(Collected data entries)
==================================================

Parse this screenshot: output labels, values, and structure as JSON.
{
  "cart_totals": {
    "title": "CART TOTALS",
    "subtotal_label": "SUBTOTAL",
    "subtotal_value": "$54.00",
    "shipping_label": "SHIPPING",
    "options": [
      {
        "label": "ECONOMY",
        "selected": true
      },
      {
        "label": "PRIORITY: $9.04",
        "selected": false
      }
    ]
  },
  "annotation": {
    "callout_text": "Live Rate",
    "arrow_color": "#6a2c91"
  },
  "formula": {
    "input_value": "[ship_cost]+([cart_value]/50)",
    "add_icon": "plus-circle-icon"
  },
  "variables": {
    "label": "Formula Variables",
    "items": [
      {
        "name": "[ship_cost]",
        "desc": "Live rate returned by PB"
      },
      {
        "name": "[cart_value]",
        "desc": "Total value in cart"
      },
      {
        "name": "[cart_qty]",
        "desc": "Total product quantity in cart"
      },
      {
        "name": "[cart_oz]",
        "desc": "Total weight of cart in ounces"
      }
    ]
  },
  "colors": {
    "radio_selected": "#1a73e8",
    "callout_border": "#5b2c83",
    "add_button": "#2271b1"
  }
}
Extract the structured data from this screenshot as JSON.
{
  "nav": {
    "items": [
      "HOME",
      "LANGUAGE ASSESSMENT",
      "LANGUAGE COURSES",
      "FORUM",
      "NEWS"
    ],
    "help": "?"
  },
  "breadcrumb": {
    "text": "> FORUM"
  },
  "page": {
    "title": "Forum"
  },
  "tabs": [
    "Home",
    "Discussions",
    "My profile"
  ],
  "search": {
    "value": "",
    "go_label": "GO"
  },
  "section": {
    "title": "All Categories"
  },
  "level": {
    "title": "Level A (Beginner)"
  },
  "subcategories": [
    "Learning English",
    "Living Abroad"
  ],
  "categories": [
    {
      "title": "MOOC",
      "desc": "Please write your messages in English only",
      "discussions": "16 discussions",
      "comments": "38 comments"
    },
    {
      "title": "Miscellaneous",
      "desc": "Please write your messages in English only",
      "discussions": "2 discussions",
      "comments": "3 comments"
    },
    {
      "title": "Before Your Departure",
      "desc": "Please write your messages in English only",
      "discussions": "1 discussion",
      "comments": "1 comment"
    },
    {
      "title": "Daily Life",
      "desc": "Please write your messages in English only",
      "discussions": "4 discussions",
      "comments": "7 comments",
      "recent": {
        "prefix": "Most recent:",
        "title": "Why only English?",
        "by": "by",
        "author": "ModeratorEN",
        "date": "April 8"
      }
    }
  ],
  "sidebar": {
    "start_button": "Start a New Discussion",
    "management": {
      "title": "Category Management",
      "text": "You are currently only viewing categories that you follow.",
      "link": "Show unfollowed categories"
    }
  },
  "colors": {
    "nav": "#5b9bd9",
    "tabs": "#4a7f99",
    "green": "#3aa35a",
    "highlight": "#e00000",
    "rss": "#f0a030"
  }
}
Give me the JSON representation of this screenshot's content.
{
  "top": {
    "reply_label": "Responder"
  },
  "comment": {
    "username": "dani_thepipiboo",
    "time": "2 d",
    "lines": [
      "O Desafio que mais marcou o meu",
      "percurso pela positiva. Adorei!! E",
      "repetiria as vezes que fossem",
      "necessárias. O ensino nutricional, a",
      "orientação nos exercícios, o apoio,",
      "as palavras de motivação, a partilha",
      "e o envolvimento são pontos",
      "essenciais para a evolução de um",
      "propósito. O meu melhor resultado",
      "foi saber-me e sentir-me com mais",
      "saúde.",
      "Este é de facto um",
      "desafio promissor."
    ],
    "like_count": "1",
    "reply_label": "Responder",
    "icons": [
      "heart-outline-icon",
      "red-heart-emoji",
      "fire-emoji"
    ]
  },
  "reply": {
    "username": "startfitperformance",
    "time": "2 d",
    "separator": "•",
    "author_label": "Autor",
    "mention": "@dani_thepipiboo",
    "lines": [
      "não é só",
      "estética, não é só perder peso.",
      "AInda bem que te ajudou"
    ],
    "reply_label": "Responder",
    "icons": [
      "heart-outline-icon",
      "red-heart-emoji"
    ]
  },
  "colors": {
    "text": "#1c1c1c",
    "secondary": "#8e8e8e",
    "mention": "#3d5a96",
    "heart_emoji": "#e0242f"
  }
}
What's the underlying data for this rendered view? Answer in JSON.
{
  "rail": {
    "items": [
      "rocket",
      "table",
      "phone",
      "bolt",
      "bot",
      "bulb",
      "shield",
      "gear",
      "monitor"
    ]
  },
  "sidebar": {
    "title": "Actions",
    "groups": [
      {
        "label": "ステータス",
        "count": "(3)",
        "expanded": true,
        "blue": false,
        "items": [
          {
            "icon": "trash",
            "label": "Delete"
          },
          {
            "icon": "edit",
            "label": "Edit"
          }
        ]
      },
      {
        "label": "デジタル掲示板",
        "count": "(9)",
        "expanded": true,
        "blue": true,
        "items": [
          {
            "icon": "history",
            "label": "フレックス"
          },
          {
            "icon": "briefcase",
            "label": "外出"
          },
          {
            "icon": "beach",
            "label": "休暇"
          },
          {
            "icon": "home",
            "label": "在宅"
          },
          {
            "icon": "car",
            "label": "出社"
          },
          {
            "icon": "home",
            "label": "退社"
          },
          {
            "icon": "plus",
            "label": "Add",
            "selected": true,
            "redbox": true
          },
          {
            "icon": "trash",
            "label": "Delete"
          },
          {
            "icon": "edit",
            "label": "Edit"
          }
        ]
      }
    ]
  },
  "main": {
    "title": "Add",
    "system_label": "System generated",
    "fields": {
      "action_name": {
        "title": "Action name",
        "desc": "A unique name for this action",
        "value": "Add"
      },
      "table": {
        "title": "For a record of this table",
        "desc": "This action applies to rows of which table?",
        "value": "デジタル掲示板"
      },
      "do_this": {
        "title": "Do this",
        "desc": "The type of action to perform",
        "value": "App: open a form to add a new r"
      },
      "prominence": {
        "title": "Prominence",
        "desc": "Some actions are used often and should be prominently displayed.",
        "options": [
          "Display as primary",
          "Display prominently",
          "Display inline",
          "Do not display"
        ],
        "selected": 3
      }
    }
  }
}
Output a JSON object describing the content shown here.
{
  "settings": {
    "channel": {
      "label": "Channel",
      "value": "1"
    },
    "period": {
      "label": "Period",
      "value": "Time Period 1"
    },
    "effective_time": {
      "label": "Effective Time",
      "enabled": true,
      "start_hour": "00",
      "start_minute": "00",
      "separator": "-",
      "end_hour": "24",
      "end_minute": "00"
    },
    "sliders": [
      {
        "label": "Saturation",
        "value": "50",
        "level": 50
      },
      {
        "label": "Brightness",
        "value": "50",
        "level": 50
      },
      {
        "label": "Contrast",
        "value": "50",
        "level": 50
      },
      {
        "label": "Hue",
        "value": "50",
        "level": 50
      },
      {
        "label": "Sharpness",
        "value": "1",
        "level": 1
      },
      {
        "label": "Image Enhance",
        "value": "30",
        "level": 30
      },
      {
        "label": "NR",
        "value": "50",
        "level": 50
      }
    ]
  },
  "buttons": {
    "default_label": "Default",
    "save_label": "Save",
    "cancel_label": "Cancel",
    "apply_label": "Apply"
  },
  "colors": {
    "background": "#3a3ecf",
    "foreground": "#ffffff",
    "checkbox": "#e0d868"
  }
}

==================================================

WORK TO COMPLETE: Write out every record, exactly as written.

THE OUTPUT:
Parse this screenshot: output labels, values, and structure as JSON.
{
  "cart_totals": {
    "title": "CART TOTALS",
    "subtotal_label": "SUBTOTAL",
    "subtotal_value": "$54.00",
    "shipping_label": "SHIPPING",
    "options": [
      {
        "label": "ECONOMY",
        "selected": true
      },
      {
        "label": "PRIORITY: $9.04",
        "selected": false
      }
    ]
  },
  "annotation": {
    "callout_text": "Live Rate",
    "arrow_color": "#6a2c91"
  },
  "formula": {
    "input_value": "[ship_cost]+([cart_value]/50)",
    "add_icon": "plus-circle-icon"
  },
  "variables": {
    "label": "Formula Variables",
    "items": [
      {
        "name": "[ship_cost]",
        "desc": "Live rate returned by PB"
      },
      {
        "name": "[cart_value]",
        "desc": "Total value in cart"
      },
      {
        "name": "[cart_qty]",
        "desc": "Total product quantity in cart"
      },
      {
        "name": "[cart_oz]",
        "desc": "Total weight of cart in ounces"
      }
    ]
  },
  "colors": {
    "radio_selected": "#1a73e8",
    "callout_border": "#5b2c83",
    "add_button": "#2271b1"
  }
}
Extract the structured data from this screenshot as JSON.
{
  "nav": {
    "items": [
      "HOME",
      "LANGUAGE ASSESSMENT",
      "LANGUAGE COURSES",
      "FORUM",
      "NEWS"
    ],
    "help": "?"
  },
  "breadcrumb": {
    "text": "> FORUM"
  },
  "page": {
    "title": "Forum"
  },
  "tabs": [
    "Home",
    "Discussions",
    "My profile"
  ],
  "search": {
    "value": "",
    "go_label": "GO"
  },
  "section": {
    "title": "All Categories"
  },
  "level": {
    "title": "Level A (Beginner)"
  },
  "subcategories": [
    "Learning English",
    "Living Abroad"
  ],
  "categories": [
    {
      "title": "MOOC",
      "desc": "Please write your messages in English only",
      "discussions": "16 discussions",
      "comments": "38 comments"
    },
    {
      "title": "Miscellaneous",
      "desc": "Please write your messages in English only",
      "discussions": "2 discussions",
      "comments": "3 comments"
    },
    {
      "title": "Before Your Departure",
      "desc": "Please write your messages in English only",
      "discussions": "1 discussion",
      "comments": "1 comment"
    },
    {
      "title": "Daily Life",
      "desc": "Please write your messages in English only",
      "discussions": "4 discussions",
      "comments": "7 comments",
      "recent": {
        "prefix": "Most recent:",
        "title": "Why only English?",
        "by": "by",
        "author": "ModeratorEN",
        "date": "April 8"
      }
    }
  ],
  "sidebar": {
    "start_button": "Start a New Discussion",
    "management": {
      "title": "Category Management",
      "text": "You are currently only viewing categories that you follow.",
      "link": "Show unfollowed categories"
    }
  },
  "colors": {
    "nav": "#5b9bd9",
    "tabs": "#4a7f99",
    "green": "#3aa35a",
    "highlight": "#e00000",
    "rss": "#f0a030"
  }
}
Give me the JSON representation of this screenshot's content.
{
  "top": {
    "reply_label": "Responder"
  },
  "comment": {
    "username": "dani_thepipiboo",
    "time": "2 d",
    "lines": [
      "O Desafio que mais marcou o meu",
      "percurso pela positiva. Adorei!! E",
      "repetiria as vezes que fossem",
      "necessárias. O ensino nutricional, a",
      "orientação nos exercícios, o apoio,",
      "as palavras de motivação, a partilha",
      "e o envolvimento são pontos",
      "essenciais para a evolução de um",
      "propósito. O meu melhor resultado",
      "foi saber-me e sentir-me com mais",
      "saúde.",
      "Este é de facto um",
      "desafio promissor."
    ],
    "like_count": "1",
    "reply_label": "Responder",
    "icons": [
      "heart-outline-icon",
      "red-heart-emoji",
      "fire-emoji"
    ]
  },
  "reply": {
    "username": "startfitperformance",
    "time": "2 d",
    "separator": "•",
    "author_label": "Autor",
    "mention": "@dani_thepipiboo",
    "lines": [
      "não é só",
      "estética, não é só perder peso.",
      "AInda bem que te ajudou"
    ],
    "reply_label": "Responder",
    "icons": [
      "heart-outline-icon",
      "red-heart-emoji"
    ]
  },
  "colors": {
    "text": "#1c1c1c",
    "secondary": "#8e8e8e",
    "mention": "#3d5a96",
    "heart_emoji": "#e0242f"
  }
}
What's the underlying data for this rendered view? Answer in JSON.
{
  "rail": {
    "items": [
      "rocket",
      "table",
      "phone",
      "bolt",
      "bot",
      "bulb",
      "shield",
      "gear",
      "monitor"
    ]
  },
  "sidebar": {
    "title": "Actions",
    "groups": [
      {
        "label": "ステータス",
        "count": "(3)",
        "expanded": true,
        "blue": false,
        "items": [
          {
            "icon": "trash",
            "label": "Delete"
          },
          {
            "icon": "edit",
            "label": "Edit"
          }
        ]
      },
      {
        "label": "デジタル掲示板",
        "count": "(9)",
        "expanded": true,
        "blue": true,
        "items": [
          {
            "icon": "history",
            "label": "フレックス"
          },
          {
            "icon": "briefcase",
            "label": "外出"
          },
          {
            "icon": "beach",
            "label": "休暇"
          },
          {
            "icon": "home",
            "label": "在宅"
          },
          {
            "icon": "car",
            "label": "出社"
          },
          {
            "icon": "home",
            "label": "退社"
          },
          {
            "icon": "plus",
            "label": "Add",
            "selected": true,
            "redbox": true
          },
          {
            "icon": "trash",
            "label": "Delete"
          },
          {
            "icon": "edit",
            "label": "Edit"
          }
        ]
      }
    ]
  },
  "main": {
    "title": "Add",
    "system_label": "System generated",
    "fields": {
      "action_name": {
        "title": "Action name",
        "desc": "A unique name for this action",
        "value": "Add"
      },
      "table": {
        "title": "For a record of this table",
        "desc": "This action applies to rows of which table?",
        "value": "デジタル掲示板"
      },
      "do_this": {
        "title": "Do this",
        "desc": "The type of action to perform",
        "value": "App: open a form to add a new r"
      },
      "prominence": {
        "title": "Prominence",
        "desc": "Some actions are used often and should be prominently displayed.",
        "options": [
          "Display as primary",
          "Display prominently",
          "Display inline",
          "Do not display"
        ],
        "selected": 3
      }
    }
  }
}
Output a JSON object describing the content shown here.
{
  "settings": {
    "channel": {
      "label": "Channel",
      "value": "1"
    },
    "period": {
      "label": "Period",
      "value": "Time Period 1"
    },
    "effective_time": {
      "label": "Effective Time",
      "enabled": true,
      "start_hour": "00",
      "start_minute": "00",
      "separator": "-",
      "end_hour": "24",
      "end_minute": "00"
    },
    "sliders": [
      {
        "label": "Saturation",
        "value": "50",
        "level": 50
      },
      {
        "label": "Brightness",
        "value": "50",
        "level": 50
      },
      {
        "label": "Contrast",
        "value": "50",
        "level": 50
      },
      {
        "label": "Hue",
        "value": "50",
        "level": 50
      },
      {
        "label": "Sharpness",
        "value": "1",
        "level": 1
      },
      {
        "label": "Image Enhance",
        "value": "30",
        "level": 30
      },
      {
        "label": "NR",
        "value": "50",
        "level": 50
      }
    ]
  },
  "buttons": {
    "default_label": "Default",
    "save_label": "Save",
    "cancel_label": "Cancel",
    "apply_label": "Apply"
  },
  "colors": {
    "background": "#3a3ecf",
    "foreground": "#ffffff",
    "checkbox": "#e0d868"
  }
}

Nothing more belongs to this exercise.